— BEGIN —

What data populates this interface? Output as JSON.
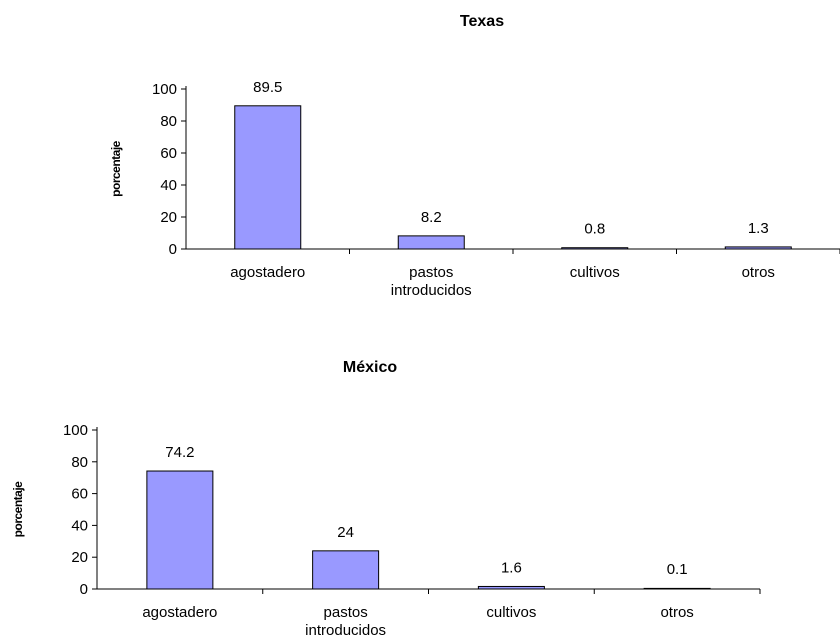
{
  "colors": {
    "bar_fill": "#9999ff",
    "axis": "#000000"
  },
  "chart_data": [
    {
      "type": "bar",
      "title": "Texas",
      "xlabel": "",
      "ylabel": "porcentaje",
      "ylim": [
        0,
        100
      ],
      "yticks": [
        0,
        20,
        40,
        60,
        80,
        100
      ],
      "grid": false,
      "categories": [
        [
          "agostadero"
        ],
        [
          "pastos",
          "introducidos"
        ],
        [
          "cultivos"
        ],
        [
          "otros"
        ]
      ],
      "values": [
        89.5,
        8.2,
        0.8,
        1.3
      ],
      "data_labels": [
        "89.5",
        "8.2",
        "0.8",
        "1.3"
      ]
    },
    {
      "type": "bar",
      "title": "México",
      "xlabel": "",
      "ylabel": "porcentaje",
      "ylim": [
        0,
        100
      ],
      "yticks": [
        0,
        20,
        40,
        60,
        80,
        100
      ],
      "grid": false,
      "categories": [
        [
          "agostadero"
        ],
        [
          "pastos",
          "introducidos"
        ],
        [
          "cultivos"
        ],
        [
          "otros"
        ]
      ],
      "values": [
        74.2,
        24,
        1.6,
        0.1
      ],
      "data_labels": [
        "74.2",
        "24",
        "1.6",
        "0.1"
      ]
    }
  ]
}
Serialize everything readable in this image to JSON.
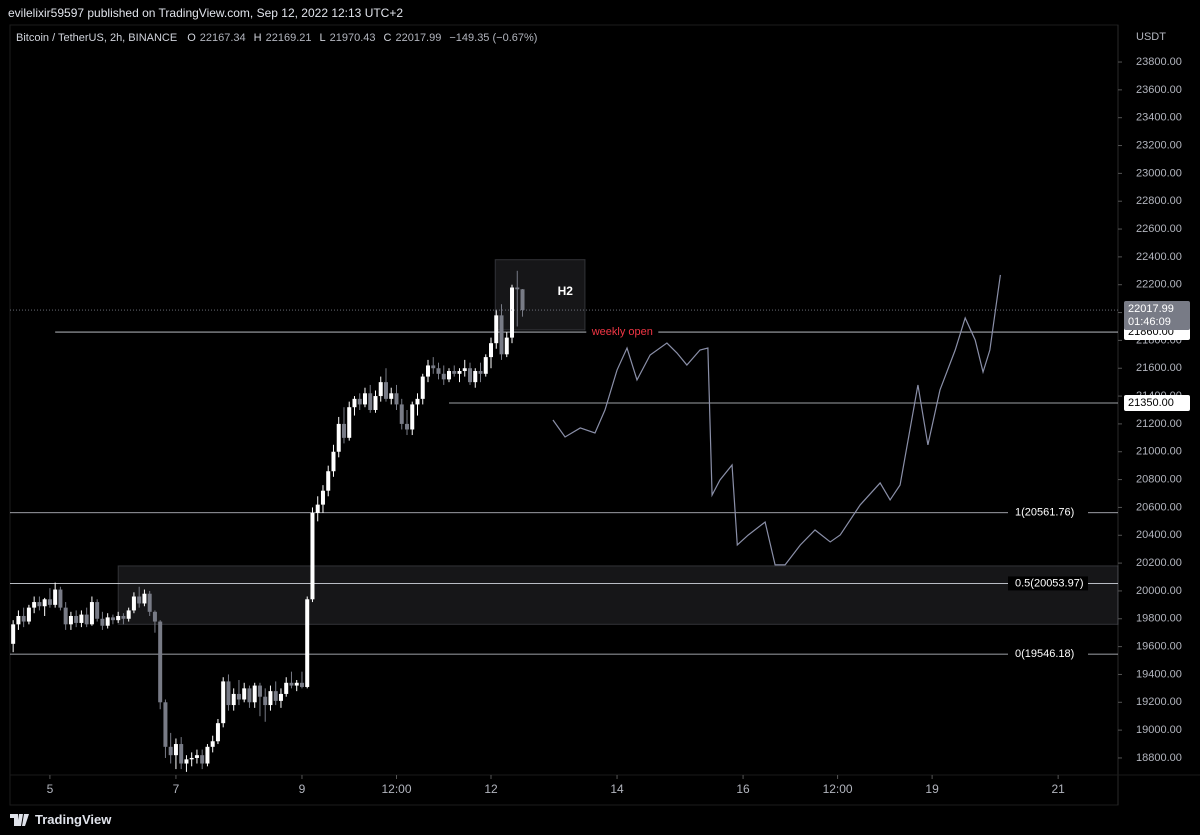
{
  "chart_data": {
    "type": "candlestick",
    "publisher": "evilelixir59597 published on TradingView.com, Sep 12, 2022 12:13 UTC+2",
    "title": "Bitcoin / TetherUS, 2h, BINANCE",
    "ohlc_letters": [
      "O",
      "H",
      "L",
      "C"
    ],
    "change": "−149.35 (−0.67%)",
    "currency": "USDT",
    "countdown": "01:46:09",
    "brand": "TradingView",
    "up_color": "#ffffff",
    "down_color": "#787b86",
    "projection_color": "#8a8fa8",
    "xlim": [
      -7.6,
      203.4
    ],
    "ylim": [
      18462,
      24066
    ],
    "xticks": [
      {
        "value": 0,
        "label": "5"
      },
      {
        "value": 24,
        "label": "7"
      },
      {
        "value": 48,
        "label": "9"
      },
      {
        "value": 66,
        "label": "12:00"
      },
      {
        "value": 84,
        "label": "12"
      },
      {
        "value": 108,
        "label": "14"
      },
      {
        "value": 132,
        "label": "16"
      },
      {
        "value": 150,
        "label": "12:00"
      },
      {
        "value": 168,
        "label": "19"
      },
      {
        "value": 192,
        "label": "21"
      }
    ],
    "yticks": [
      {
        "value": 18800,
        "label": "18800.00"
      },
      {
        "value": 19000,
        "label": "19000.00"
      },
      {
        "value": 19200,
        "label": "19200.00"
      },
      {
        "value": 19400,
        "label": "19400.00"
      },
      {
        "value": 19600,
        "label": "19600.00"
      },
      {
        "value": 19800,
        "label": "19800.00"
      },
      {
        "value": 20000,
        "label": "20000.00"
      },
      {
        "value": 20200,
        "label": "20200.00"
      },
      {
        "value": 20400,
        "label": "20400.00"
      },
      {
        "value": 20600,
        "label": "20600.00"
      },
      {
        "value": 20800,
        "label": "20800.00"
      },
      {
        "value": 21000,
        "label": "21000.00"
      },
      {
        "value": 21200,
        "label": "21200.00"
      },
      {
        "value": 21400,
        "label": "21400.00"
      },
      {
        "value": 21600,
        "label": "21600.00"
      },
      {
        "value": 21800,
        "label": "21800.00"
      },
      {
        "value": 22000,
        "label": "22000.00"
      },
      {
        "value": 22200,
        "label": "22200.00"
      },
      {
        "value": 22400,
        "label": "22400.00"
      },
      {
        "value": 22600,
        "label": "22600.00"
      },
      {
        "value": 22800,
        "label": "22800.00"
      },
      {
        "value": 23000,
        "label": "23000.00"
      },
      {
        "value": 23200,
        "label": "23200.00"
      },
      {
        "value": 23400,
        "label": "23400.00"
      },
      {
        "value": 23600,
        "label": "23600.00"
      },
      {
        "value": 23800,
        "label": "23800.00"
      }
    ],
    "x": [
      -7,
      -6,
      -5,
      -4,
      -3,
      -2,
      -1,
      0,
      1,
      2,
      3,
      4,
      5,
      6,
      7,
      8,
      9,
      10,
      11,
      12,
      13,
      14,
      15,
      16,
      17,
      18,
      19,
      20,
      21,
      22,
      23,
      24,
      25,
      26,
      27,
      28,
      29,
      30,
      31,
      32,
      33,
      34,
      35,
      36,
      37,
      38,
      39,
      40,
      41,
      42,
      43,
      44,
      45,
      46,
      47,
      48,
      49,
      50,
      51,
      52,
      53,
      54,
      55,
      56,
      57,
      58,
      59,
      60,
      61,
      62,
      63,
      64,
      65,
      66,
      67,
      68,
      69,
      70,
      71,
      72,
      73,
      74,
      75,
      76,
      77,
      78,
      79,
      80,
      81,
      82,
      83,
      84,
      85,
      86,
      87,
      88,
      89,
      90
    ],
    "open": [
      19620,
      19760,
      19820,
      19780,
      19880,
      19920,
      19890,
      19940,
      19900,
      20010,
      19880,
      19760,
      19820,
      19770,
      19830,
      19760,
      19920,
      19800,
      19750,
      19810,
      19790,
      19820,
      19800,
      19860,
      19960,
      19910,
      19980,
      19850,
      19780,
      19200,
      18880,
      18820,
      18900,
      18760,
      18790,
      18800,
      18820,
      18760,
      18880,
      18920,
      19050,
      19350,
      19180,
      19260,
      19220,
      19300,
      19200,
      19320,
      19240,
      19180,
      19280,
      19210,
      19260,
      19340,
      19320,
      19340,
      19310,
      19940,
      20560,
      20620,
      20720,
      20860,
      21000,
      21200,
      21100,
      21320,
      21380,
      21340,
      21420,
      21300,
      21400,
      21500,
      21380,
      21420,
      21340,
      21200,
      21160,
      21340,
      21380,
      21540,
      21620,
      21600,
      21560,
      21520,
      21580,
      21560,
      21580,
      21600,
      21500,
      21580,
      21560,
      21680,
      21780,
      21980,
      21700,
      21820,
      22180,
      22167.34
    ],
    "high": [
      19790,
      19860,
      19880,
      19900,
      19960,
      19960,
      19950,
      20020,
      20060,
      20030,
      19920,
      19850,
      19860,
      19860,
      19880,
      19960,
      19940,
      19850,
      19840,
      19830,
      19850,
      19840,
      19880,
      19990,
      20030,
      20010,
      20000,
      19860,
      19790,
      19220,
      18980,
      18940,
      18950,
      18820,
      18840,
      18860,
      18860,
      18900,
      18960,
      19080,
      19380,
      19400,
      19300,
      19360,
      19340,
      19320,
      19340,
      19340,
      19300,
      19320,
      19350,
      19300,
      19380,
      19420,
      19360,
      19420,
      19960,
      20600,
      20680,
      20760,
      20900,
      21050,
      21250,
      21320,
      21360,
      21400,
      21420,
      21460,
      21480,
      21440,
      21540,
      21600,
      21460,
      21480,
      21380,
      21300,
      21360,
      21420,
      21560,
      21660,
      21680,
      21640,
      21620,
      21600,
      21620,
      21600,
      21660,
      21640,
      21600,
      21640,
      21700,
      21820,
      22020,
      22060,
      21860,
      22200,
      22300,
      22169.21
    ],
    "low": [
      19560,
      19720,
      19740,
      19760,
      19840,
      19860,
      19820,
      19880,
      19880,
      19860,
      19720,
      19720,
      19740,
      19740,
      19740,
      19750,
      19780,
      19720,
      19730,
      19760,
      19770,
      19760,
      19780,
      19840,
      19880,
      19890,
      19820,
      19700,
      19150,
      18800,
      18760,
      18720,
      18720,
      18700,
      18740,
      18760,
      18720,
      18740,
      18840,
      18900,
      19020,
      19140,
      19140,
      19180,
      19200,
      19160,
      19160,
      19100,
      19060,
      19140,
      19180,
      19160,
      19240,
      19300,
      19280,
      19300,
      19300,
      19920,
      20500,
      20560,
      20680,
      20820,
      20960,
      21060,
      21080,
      21260,
      21300,
      21320,
      21280,
      21280,
      21360,
      21360,
      21340,
      21300,
      21160,
      21120,
      21120,
      21260,
      21340,
      21500,
      21560,
      21520,
      21480,
      21500,
      21540,
      21500,
      21540,
      21480,
      21460,
      21500,
      21540,
      21600,
      21740,
      21660,
      21680,
      21780,
      21900,
      21970.43
    ],
    "close": [
      19760,
      19820,
      19780,
      19880,
      19920,
      19890,
      19940,
      19900,
      20010,
      19880,
      19760,
      19820,
      19770,
      19830,
      19760,
      19920,
      19800,
      19750,
      19810,
      19790,
      19820,
      19800,
      19860,
      19960,
      19910,
      19980,
      19850,
      19780,
      19200,
      18880,
      18820,
      18900,
      18760,
      18790,
      18800,
      18820,
      18760,
      18880,
      18920,
      19050,
      19350,
      19180,
      19260,
      19220,
      19300,
      19200,
      19320,
      19240,
      19180,
      19280,
      19210,
      19260,
      19340,
      19320,
      19340,
      19310,
      19940,
      20560,
      20620,
      20720,
      20860,
      21000,
      21200,
      21100,
      21320,
      21380,
      21340,
      21420,
      21300,
      21400,
      21500,
      21380,
      21420,
      21340,
      21200,
      21160,
      21340,
      21380,
      21540,
      21620,
      21600,
      21560,
      21520,
      21580,
      21560,
      21580,
      21600,
      21500,
      21580,
      21560,
      21680,
      21780,
      21980,
      21700,
      21820,
      22180,
      22167,
      22017.99
    ],
    "hlines": [
      {
        "value": 21860,
        "label": "21860.00",
        "start": 1,
        "name": "weekly open",
        "name_at": 109
      },
      {
        "value": 21350,
        "label": "21350.00",
        "start": 76
      }
    ],
    "levels": [
      {
        "value": 20561.76,
        "label": "1(20561.76)"
      },
      {
        "value": 20053.97,
        "label": "0.5(20053.97)"
      },
      {
        "value": 19546.18,
        "label": "0(19546.18)"
      }
    ],
    "zones": [
      {
        "low": 19760,
        "high": 20180,
        "start": 13,
        "end": 203.4
      },
      {
        "low": 21875,
        "high": 22380,
        "start": 84.8,
        "end": 101.9,
        "label": "H2"
      }
    ],
    "projection": {
      "x": [
        95.8,
        98.1,
        101,
        103.8,
        105.7,
        108,
        109.9,
        111.8,
        114.3,
        117.5,
        119.4,
        121.3,
        123.8,
        125.3,
        126.1,
        127.6,
        129.9,
        130.9,
        133,
        136.2,
        138.1,
        140,
        142.9,
        145.7,
        148.6,
        150.5,
        154.3,
        158.1,
        160,
        161.9,
        165.3,
        167.2,
        169.5,
        172.4,
        174.3,
        176.2,
        177.7,
        179,
        181
      ],
      "y": [
        21228,
        21106,
        21171,
        21135,
        21300,
        21587,
        21745,
        21516,
        21695,
        21781,
        21710,
        21623,
        21731,
        21745,
        20689,
        20797,
        20905,
        20330,
        20402,
        20495,
        20187,
        20187,
        20330,
        20438,
        20352,
        20402,
        20618,
        20776,
        20654,
        20761,
        21480,
        21049,
        21444,
        21731,
        21961,
        21803,
        21573,
        21731,
        22270
      ]
    }
  }
}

— END —

### Work to do:
Find each line holding the word "JSON" and copy it.

### Task solution:
What data populates this interface? Output as JSON.
Serialize everything readable in this image to JSON.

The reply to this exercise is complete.